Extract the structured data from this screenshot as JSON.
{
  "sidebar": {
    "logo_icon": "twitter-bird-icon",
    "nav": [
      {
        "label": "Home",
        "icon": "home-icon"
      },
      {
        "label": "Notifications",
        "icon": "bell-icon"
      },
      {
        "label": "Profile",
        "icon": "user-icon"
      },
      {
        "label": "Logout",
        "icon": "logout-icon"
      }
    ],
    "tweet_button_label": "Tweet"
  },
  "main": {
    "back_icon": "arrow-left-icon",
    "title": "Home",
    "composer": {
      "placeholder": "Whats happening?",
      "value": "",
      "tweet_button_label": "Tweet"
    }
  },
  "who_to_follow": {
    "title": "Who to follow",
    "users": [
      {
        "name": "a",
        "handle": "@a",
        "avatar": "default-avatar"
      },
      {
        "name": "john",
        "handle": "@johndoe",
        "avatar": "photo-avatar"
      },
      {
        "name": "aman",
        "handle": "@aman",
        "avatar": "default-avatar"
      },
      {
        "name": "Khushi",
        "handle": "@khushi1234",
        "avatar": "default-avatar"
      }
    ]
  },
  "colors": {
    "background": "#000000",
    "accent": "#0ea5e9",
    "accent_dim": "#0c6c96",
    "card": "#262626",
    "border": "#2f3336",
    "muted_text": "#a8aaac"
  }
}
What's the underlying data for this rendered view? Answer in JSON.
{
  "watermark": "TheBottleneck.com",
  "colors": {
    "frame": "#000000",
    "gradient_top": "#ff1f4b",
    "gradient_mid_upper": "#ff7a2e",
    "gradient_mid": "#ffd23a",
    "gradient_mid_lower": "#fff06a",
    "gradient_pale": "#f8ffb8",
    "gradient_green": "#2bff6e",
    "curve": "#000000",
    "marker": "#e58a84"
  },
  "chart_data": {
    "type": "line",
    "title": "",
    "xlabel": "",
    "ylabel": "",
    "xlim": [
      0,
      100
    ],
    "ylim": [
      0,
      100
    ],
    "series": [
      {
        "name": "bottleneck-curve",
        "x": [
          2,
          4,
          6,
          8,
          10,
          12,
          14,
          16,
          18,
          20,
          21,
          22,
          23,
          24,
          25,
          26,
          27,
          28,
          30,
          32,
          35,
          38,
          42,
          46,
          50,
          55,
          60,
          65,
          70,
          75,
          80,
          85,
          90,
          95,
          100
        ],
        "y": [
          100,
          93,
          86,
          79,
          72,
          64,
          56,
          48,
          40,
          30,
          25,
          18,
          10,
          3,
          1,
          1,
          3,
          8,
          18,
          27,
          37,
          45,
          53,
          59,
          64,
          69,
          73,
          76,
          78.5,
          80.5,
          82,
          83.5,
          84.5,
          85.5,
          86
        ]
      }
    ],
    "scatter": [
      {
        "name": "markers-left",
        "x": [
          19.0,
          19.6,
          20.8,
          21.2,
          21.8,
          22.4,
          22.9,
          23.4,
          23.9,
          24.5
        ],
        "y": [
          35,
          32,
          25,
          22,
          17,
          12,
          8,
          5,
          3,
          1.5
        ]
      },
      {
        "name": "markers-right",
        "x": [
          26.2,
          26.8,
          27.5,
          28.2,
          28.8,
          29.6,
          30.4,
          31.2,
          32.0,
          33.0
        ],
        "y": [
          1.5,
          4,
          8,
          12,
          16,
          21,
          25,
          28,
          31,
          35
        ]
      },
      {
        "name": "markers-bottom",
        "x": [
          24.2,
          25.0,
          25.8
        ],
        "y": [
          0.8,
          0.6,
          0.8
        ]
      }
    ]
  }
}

# Description of the task
Reproduce all the data word for word.

# Result of this exercise
Extract the structured data from this screenshot as JSON.
{
  "sidebar": {
    "logo_icon": "twitter-bird-icon",
    "nav": [
      {
        "label": "Home",
        "icon": "home-icon"
      },
      {
        "label": "Notifications",
        "icon": "bell-icon"
      },
      {
        "label": "Profile",
        "icon": "user-icon"
      },
      {
        "label": "Logout",
        "icon": "logout-icon"
      }
    ],
    "tweet_button_label": "Tweet"
  },
  "main": {
    "back_icon": "arrow-left-icon",
    "title": "Home",
    "composer": {
      "placeholder": "Whats happening?",
      "value": "",
      "tweet_button_label": "Tweet"
    }
  },
  "who_to_follow": {
    "title": "Who to follow",
    "users": [
      {
        "name": "a",
        "handle": "@a",
        "avatar": "default-avatar"
      },
      {
        "name": "john",
        "handle": "@johndoe",
        "avatar": "photo-avatar"
      },
      {
        "name": "aman",
        "handle": "@aman",
        "avatar": "default-avatar"
      },
      {
        "name": "Khushi",
        "handle": "@khushi1234",
        "avatar": "default-avatar"
      }
    ]
  },
  "colors": {
    "background": "#000000",
    "accent": "#0ea5e9",
    "accent_dim": "#0c6c96",
    "card": "#262626",
    "border": "#2f3336",
    "muted_text": "#a8aaac"
  }
}
What's the underlying data for this rendered view? Answer in JSON.
{
  "watermark": "TheBottleneck.com",
  "colors": {
    "frame": "#000000",
    "gradient_top": "#ff1f4b",
    "gradient_mid_upper": "#ff7a2e",
    "gradient_mid": "#ffd23a",
    "gradient_mid_lower": "#fff06a",
    "gradient_pale": "#f8ffb8",
    "gradient_green": "#2bff6e",
    "curve": "#000000",
    "marker": "#e58a84"
  },
  "chart_data": {
    "type": "line",
    "title": "",
    "xlabel": "",
    "ylabel": "",
    "xlim": [
      0,
      100
    ],
    "ylim": [
      0,
      100
    ],
    "series": [
      {
        "name": "bottleneck-curve",
        "x": [
          2,
          4,
          6,
          8,
          10,
          12,
          14,
          16,
          18,
          20,
          21,
          22,
          23,
          24,
          25,
          26,
          27,
          28,
          30,
          32,
          35,
          38,
          42,
          46,
          50,
          55,
          60,
          65,
          70,
          75,
          80,
          85,
          90,
          95,
          100
        ],
        "y": [
          100,
          93,
          86,
          79,
          72,
          64,
          56,
          48,
          40,
          30,
          25,
          18,
          10,
          3,
          1,
          1,
          3,
          8,
          18,
          27,
          37,
          45,
          53,
          59,
          64,
          69,
          73,
          76,
          78.5,
          80.5,
          82,
          83.5,
          84.5,
          85.5,
          86
        ]
      }
    ],
    "scatter": [
      {
        "name": "markers-left",
        "x": [
          19.0,
          19.6,
          20.8,
          21.2,
          21.8,
          22.4,
          22.9,
          23.4,
          23.9,
          24.5
        ],
        "y": [
          35,
          32,
          25,
          22,
          17,
          12,
          8,
          5,
          3,
          1.5
        ]
      },
      {
        "name": "markers-right",
        "x": [
          26.2,
          26.8,
          27.5,
          28.2,
          28.8,
          29.6,
          30.4,
          31.2,
          32.0,
          33.0
        ],
        "y": [
          1.5,
          4,
          8,
          12,
          16,
          21,
          25,
          28,
          31,
          35
        ]
      },
      {
        "name": "markers-bottom",
        "x": [
          24.2,
          25.0,
          25.8
        ],
        "y": [
          0.8,
          0.6,
          0.8
        ]
      }
    ]
  }
}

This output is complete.